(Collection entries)
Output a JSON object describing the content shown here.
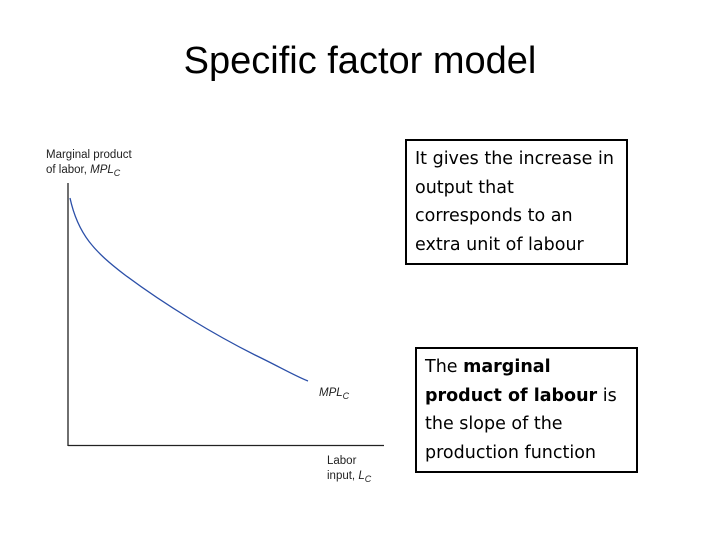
{
  "title": "Specific factor model",
  "diagram": {
    "y_axis_label": {
      "line1": "Marginal product",
      "line2": "of labor, ",
      "symbol": "MPL",
      "subscript": "C"
    },
    "curve_label": {
      "symbol": "MPL",
      "subscript": "C"
    },
    "x_axis_label": {
      "line1": "Labor",
      "line2": "input, ",
      "symbol": "L",
      "subscript": "C"
    }
  },
  "box1": {
    "text": "It gives the increase in output that corresponds to an extra unit of labour"
  },
  "box2": {
    "before": "The ",
    "bold": "marginal product of labour",
    "after": " is the slope of the production function"
  }
}
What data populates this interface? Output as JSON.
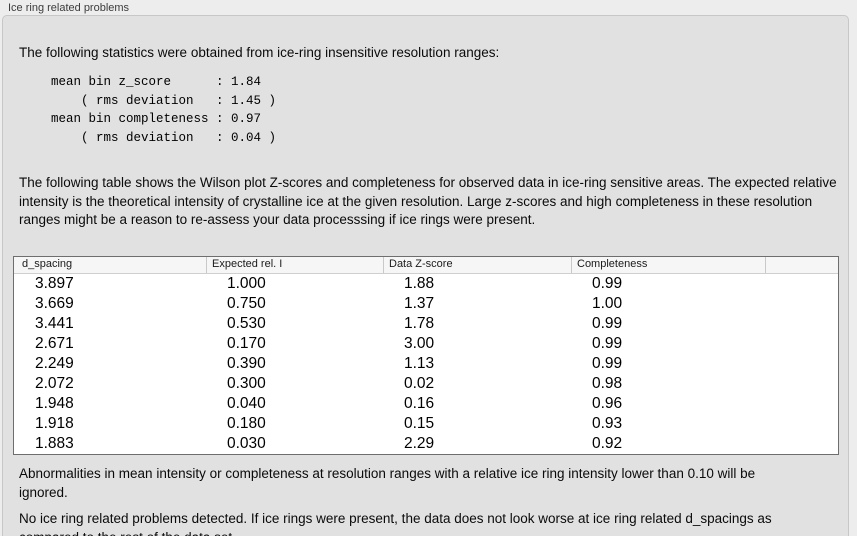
{
  "panel": {
    "title": "Ice ring related problems"
  },
  "stats": {
    "intro": "The following statistics were obtained from ice-ring insensitive resolution ranges:",
    "block": "mean bin z_score      : 1.84\n    ( rms deviation   : 1.45 )\nmean bin completeness : 0.97\n    ( rms deviation   : 0.04 )",
    "mean_bin_z_score": "1.84",
    "z_score_rms_deviation": "1.45",
    "mean_bin_completeness": "0.97",
    "completeness_rms_deviation": "0.04"
  },
  "description": "The following table shows the Wilson plot Z-scores and completeness for observed data in ice-ring sensitive areas. The expected relative intensity is the theoretical intensity of crystalline ice at the given resolution. Large z-scores and high completeness in these resolution ranges might be a reason to re-assess your data processsing if ice rings were present.",
  "table": {
    "headers": [
      "d_spacing",
      "Expected rel. I",
      "Data Z-score",
      "Completeness",
      ""
    ],
    "rows": [
      [
        "3.897",
        "1.000",
        "1.88",
        "0.99",
        ""
      ],
      [
        "3.669",
        "0.750",
        "1.37",
        "1.00",
        ""
      ],
      [
        "3.441",
        "0.530",
        "1.78",
        "0.99",
        ""
      ],
      [
        "2.671",
        "0.170",
        "3.00",
        "0.99",
        ""
      ],
      [
        "2.249",
        "0.390",
        "1.13",
        "0.99",
        ""
      ],
      [
        "2.072",
        "0.300",
        "0.02",
        "0.98",
        ""
      ],
      [
        "1.948",
        "0.040",
        "0.16",
        "0.96",
        ""
      ],
      [
        "1.918",
        "0.180",
        "0.15",
        "0.93",
        ""
      ],
      [
        "1.883",
        "0.030",
        "2.29",
        "0.92",
        ""
      ]
    ]
  },
  "note_ignore": "Abnormalities in mean intensity or completeness at resolution ranges with a relative ice ring intensity lower than 0.10 will be ignored.",
  "conclusion": "No ice ring related problems detected. If ice rings were present, the data does not look worse at ice ring related d_spacings as compared to the rest of the data set.",
  "colors": {
    "page_background": "#ededed",
    "panel_background": "#e1e1e1",
    "table_border": "#6e6e6e",
    "text": "#0a0a0a"
  }
}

**EXERCISE**
Search the preceding listing for "text" and extract every line where it is found.

**WORKED SOLUTION**
    "text": "It gives the increase in output that corresponds to an extra unit of labour"
    "text": "#0a0a0a"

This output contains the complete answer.